BEGIN SOURCE RECORDS

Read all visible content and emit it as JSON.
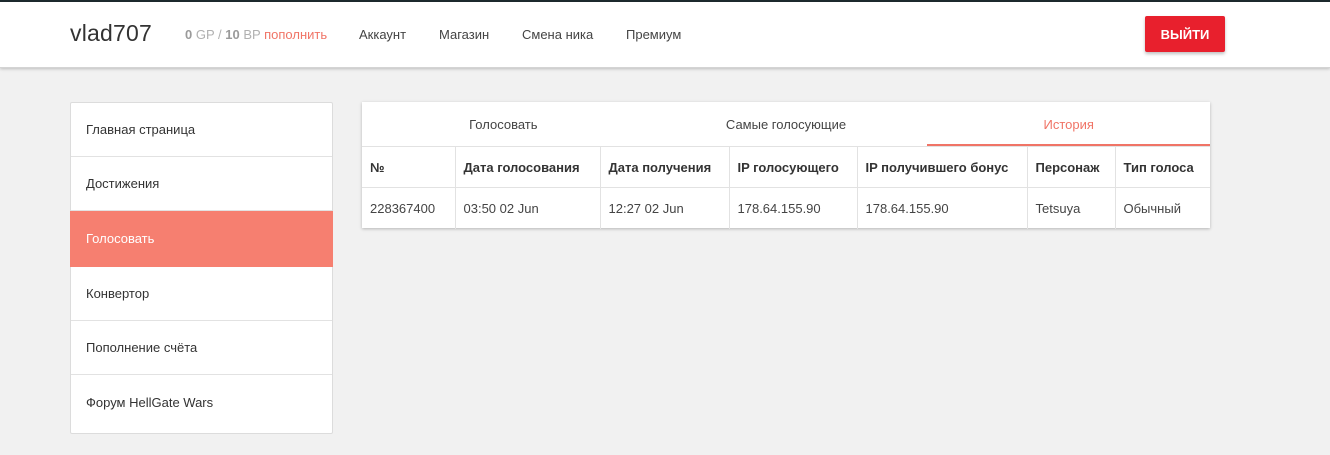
{
  "header": {
    "username": "vlad707",
    "gp_value": "0",
    "gp_unit": "GP",
    "separator": "/",
    "bp_value": "10",
    "bp_unit": "BP",
    "refill_link": "пополнить",
    "nav": [
      "Аккаунт",
      "Магазин",
      "Смена ника",
      "Премиум"
    ],
    "logout_label": "ВЫЙТИ"
  },
  "sidebar": {
    "items": [
      {
        "label": "Главная страница",
        "active": false
      },
      {
        "label": "Достижения",
        "active": false
      },
      {
        "label": "Голосовать",
        "active": true
      },
      {
        "label": "Конвертор",
        "active": false
      },
      {
        "label": "Пополнение счёта",
        "active": false
      },
      {
        "label": "Форум HellGate Wars",
        "active": false
      }
    ]
  },
  "main": {
    "tabs": [
      {
        "label": "Голосовать",
        "active": false
      },
      {
        "label": "Самые голосующие",
        "active": false
      },
      {
        "label": "История",
        "active": true
      }
    ],
    "table": {
      "columns": [
        "№",
        "Дата голосования",
        "Дата получения",
        "IP голосующего",
        "IP получившего бонус",
        "Персонаж",
        "Тип голоса"
      ],
      "rows": [
        [
          "228367400",
          "03:50 02 Jun",
          "12:27 02 Jun",
          "178.64.155.90",
          "178.64.155.90",
          "Tetsuya",
          "Обычный"
        ]
      ]
    }
  },
  "colors": {
    "accent": "#f67f70",
    "logout": "#e8202d",
    "link": "#f07466"
  }
}
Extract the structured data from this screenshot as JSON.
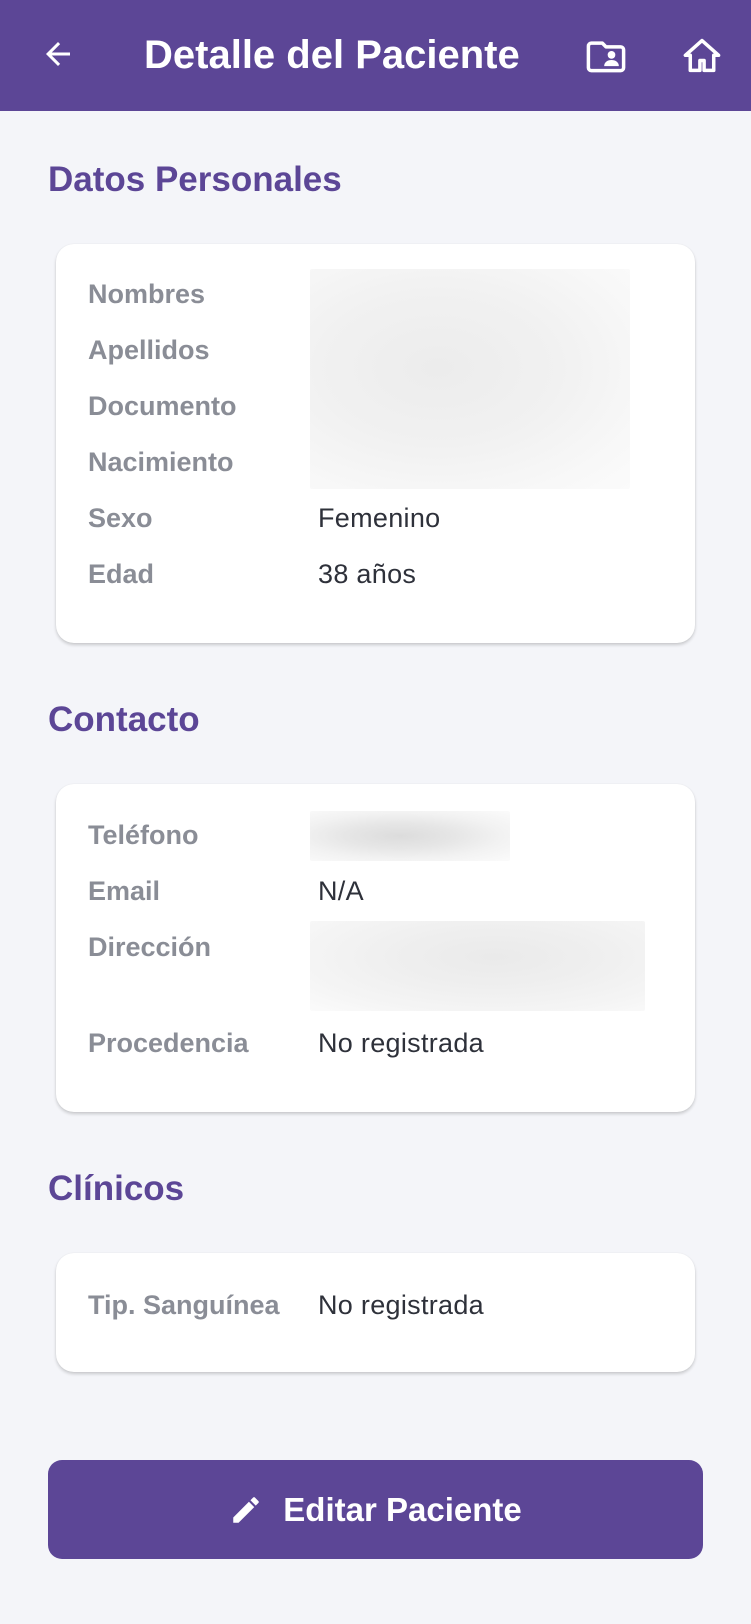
{
  "appbar": {
    "title": "Detalle del Paciente",
    "back_icon": "arrow-back-icon",
    "folder_icon": "folder-account-icon",
    "home_icon": "home-icon"
  },
  "sections": {
    "personal": {
      "title": "Datos Personales",
      "fields": [
        {
          "label": "Nombres",
          "value": ""
        },
        {
          "label": "Apellidos",
          "value": ""
        },
        {
          "label": "Documento",
          "value": ""
        },
        {
          "label": "Nacimiento",
          "value": ""
        },
        {
          "label": "Sexo",
          "value": "Femenino"
        },
        {
          "label": "Edad",
          "value": "38 años"
        }
      ]
    },
    "contact": {
      "title": "Contacto",
      "fields": [
        {
          "label": "Teléfono",
          "value": ""
        },
        {
          "label": "Email",
          "value": "N/A"
        },
        {
          "label": "Dirección",
          "value": ""
        },
        {
          "label": "Procedencia",
          "value": "No registrada"
        }
      ]
    },
    "clinical": {
      "title": "Clínicos",
      "fields": [
        {
          "label": "Tip. Sanguínea",
          "value": "No registrada"
        }
      ]
    }
  },
  "actions": {
    "edit_label": "Editar Paciente",
    "edit_icon": "pencil-icon"
  },
  "colors": {
    "primary": "#5c4696",
    "background": "#f4f5f9",
    "label": "#8a8d96",
    "value": "#2e313a"
  }
}
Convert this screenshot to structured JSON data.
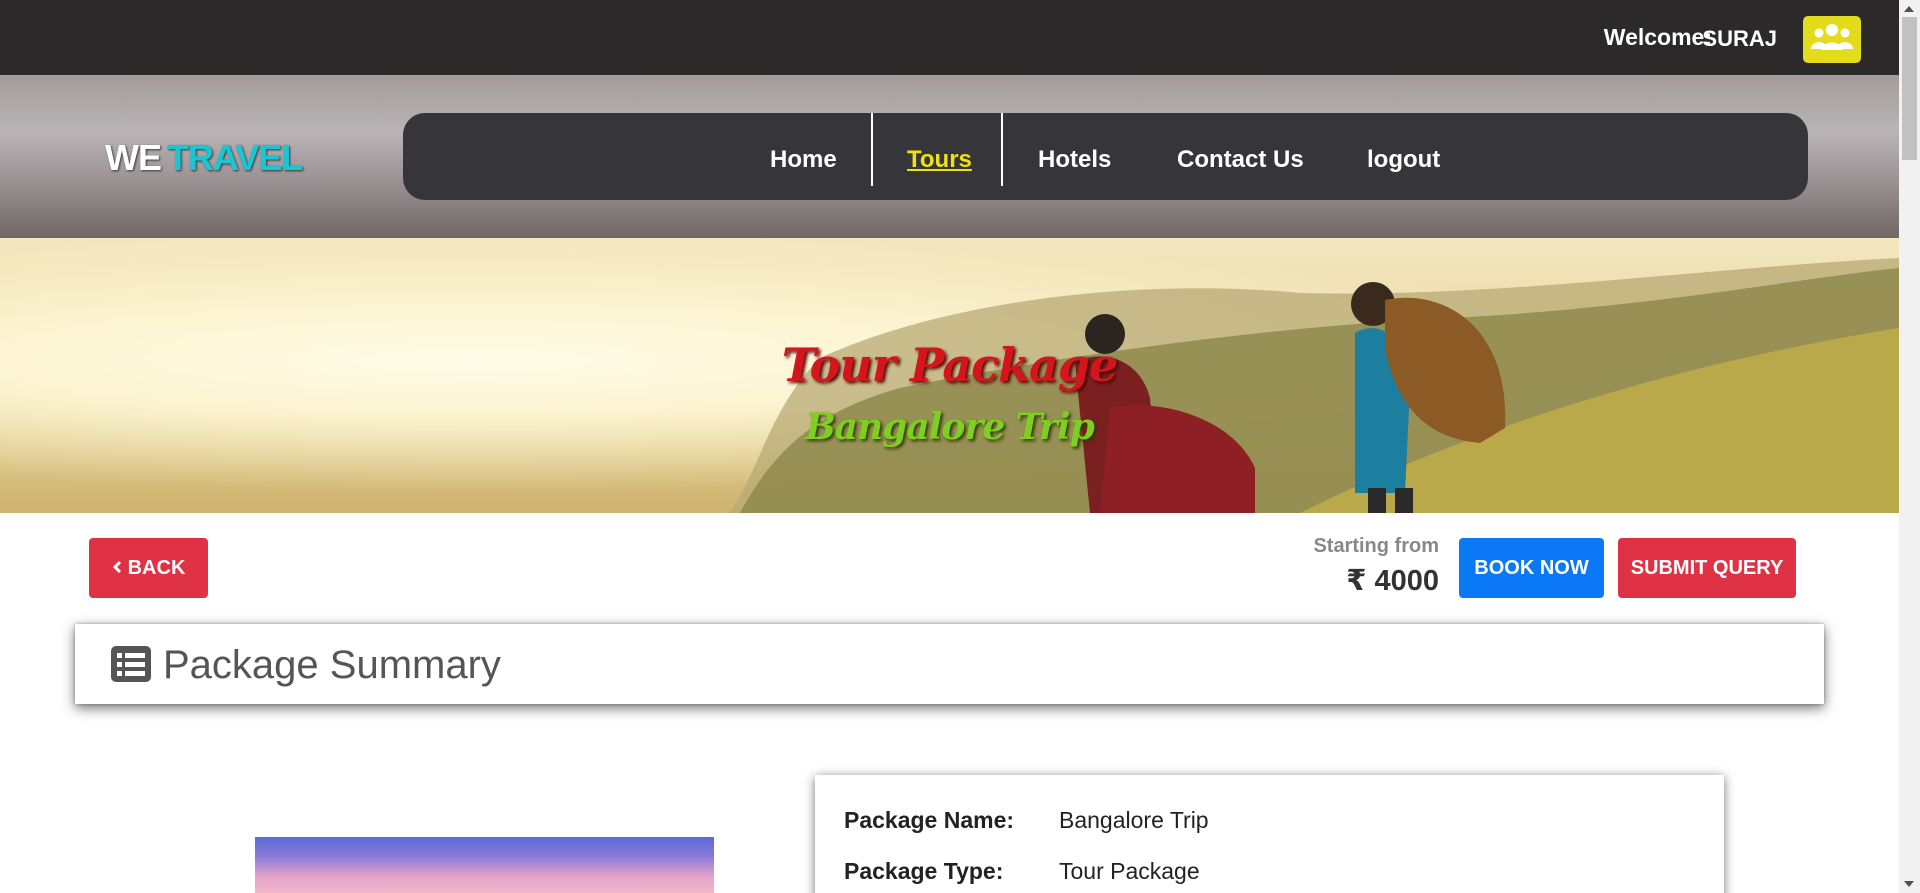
{
  "topbar": {
    "welcome_label": "Welcome:",
    "username": "SURAJ",
    "user_icon": "users-icon",
    "user_button_color": "#e2dc1c"
  },
  "header": {
    "logo_we": "WE",
    "logo_travel": "TRAVEL",
    "nav": [
      {
        "label": "Home",
        "active": false
      },
      {
        "label": "Tours",
        "active": true
      },
      {
        "label": "Hotels",
        "active": false
      },
      {
        "label": "Contact Us",
        "active": false
      },
      {
        "label": "logout",
        "active": false
      }
    ],
    "active_color": "#f0e113"
  },
  "hero": {
    "title": "Tour Package",
    "subtitle": "Bangalore Trip"
  },
  "actions": {
    "back_label": "BACK",
    "back_icon": "chevron-left-icon",
    "starting_from_label": "Starting from",
    "price": "₹ 4000",
    "book_label": "BOOK NOW",
    "query_label": "SUBMIT QUERY"
  },
  "summary": {
    "title": "Package Summary",
    "icon": "list-icon"
  },
  "details": [
    {
      "label": "Package Name:",
      "value": "Bangalore Trip"
    },
    {
      "label": "Package Type:",
      "value": "Tour Package"
    }
  ],
  "colors": {
    "danger": "#df3345",
    "primary": "#0b79f6",
    "logo_accent": "#19c6d6"
  }
}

END SOURCE RECORDS

SHORT PROBLEM:
Return to the listing above and set it down exactly, leaving out its pictures.

RESULT OF THIS TASK:
Read all visible content and emit it as JSON.
{
  "header": {
    "username": "vlad707",
    "gp_value": "0",
    "gp_unit": "GP",
    "separator": "/",
    "bp_value": "10",
    "bp_unit": "BP",
    "refill_link": "пополнить",
    "nav": [
      "Аккаунт",
      "Магазин",
      "Смена ника",
      "Премиум"
    ],
    "logout_label": "ВЫЙТИ"
  },
  "sidebar": {
    "items": [
      {
        "label": "Главная страница",
        "active": false
      },
      {
        "label": "Достижения",
        "active": false
      },
      {
        "label": "Голосовать",
        "active": true
      },
      {
        "label": "Конвертор",
        "active": false
      },
      {
        "label": "Пополнение счёта",
        "active": false
      },
      {
        "label": "Форум HellGate Wars",
        "active": false
      }
    ]
  },
  "main": {
    "tabs": [
      {
        "label": "Голосовать",
        "active": false
      },
      {
        "label": "Самые голосующие",
        "active": false
      },
      {
        "label": "История",
        "active": true
      }
    ],
    "table": {
      "columns": [
        "№",
        "Дата голосования",
        "Дата получения",
        "IP голосующего",
        "IP получившего бонус",
        "Персонаж",
        "Тип голоса"
      ],
      "rows": [
        [
          "228367400",
          "03:50 02 Jun",
          "12:27 02 Jun",
          "178.64.155.90",
          "178.64.155.90",
          "Tetsuya",
          "Обычный"
        ]
      ]
    }
  },
  "colors": {
    "accent": "#f67f70",
    "logout": "#e8202d",
    "link": "#f07466"
  }
}
Extract the structured data from this screenshot as JSON.
{
  "appbar": {
    "title": "Detalle del Paciente",
    "back_icon": "arrow-back-icon",
    "folder_icon": "folder-account-icon",
    "home_icon": "home-icon"
  },
  "sections": {
    "personal": {
      "title": "Datos Personales",
      "fields": [
        {
          "label": "Nombres",
          "value": ""
        },
        {
          "label": "Apellidos",
          "value": ""
        },
        {
          "label": "Documento",
          "value": ""
        },
        {
          "label": "Nacimiento",
          "value": ""
        },
        {
          "label": "Sexo",
          "value": "Femenino"
        },
        {
          "label": "Edad",
          "value": "38 años"
        }
      ]
    },
    "contact": {
      "title": "Contacto",
      "fields": [
        {
          "label": "Teléfono",
          "value": ""
        },
        {
          "label": "Email",
          "value": "N/A"
        },
        {
          "label": "Dirección",
          "value": ""
        },
        {
          "label": "Procedencia",
          "value": "No registrada"
        }
      ]
    },
    "clinical": {
      "title": "Clínicos",
      "fields": [
        {
          "label": "Tip. Sanguínea",
          "value": "No registrada"
        }
      ]
    }
  },
  "actions": {
    "edit_label": "Editar Paciente",
    "edit_icon": "pencil-icon"
  },
  "colors": {
    "primary": "#5c4696",
    "background": "#f4f5f9",
    "label": "#8a8d96",
    "value": "#2e313a"
  }
}
Convert this screenshot to structured JSON data.
{
  "topbar": {
    "welcome_label": "Welcome:",
    "username": "SURAJ",
    "user_icon": "users-icon",
    "user_button_color": "#e2dc1c"
  },
  "header": {
    "logo_we": "WE",
    "logo_travel": "TRAVEL",
    "nav": [
      {
        "label": "Home",
        "active": false
      },
      {
        "label": "Tours",
        "active": true
      },
      {
        "label": "Hotels",
        "active": false
      },
      {
        "label": "Contact Us",
        "active": false
      },
      {
        "label": "logout",
        "active": false
      }
    ],
    "active_color": "#f0e113"
  },
  "hero": {
    "title": "Tour Package",
    "subtitle": "Bangalore Trip"
  },
  "actions": {
    "back_label": "BACK",
    "back_icon": "chevron-left-icon",
    "starting_from_label": "Starting from",
    "price": "₹ 4000",
    "book_label": "BOOK NOW",
    "query_label": "SUBMIT QUERY"
  },
  "summary": {
    "title": "Package Summary",
    "icon": "list-icon"
  },
  "details": [
    {
      "label": "Package Name:",
      "value": "Bangalore Trip"
    },
    {
      "label": "Package Type:",
      "value": "Tour Package"
    }
  ],
  "colors": {
    "danger": "#df3345",
    "primary": "#0b79f6",
    "logo_accent": "#19c6d6"
  }
}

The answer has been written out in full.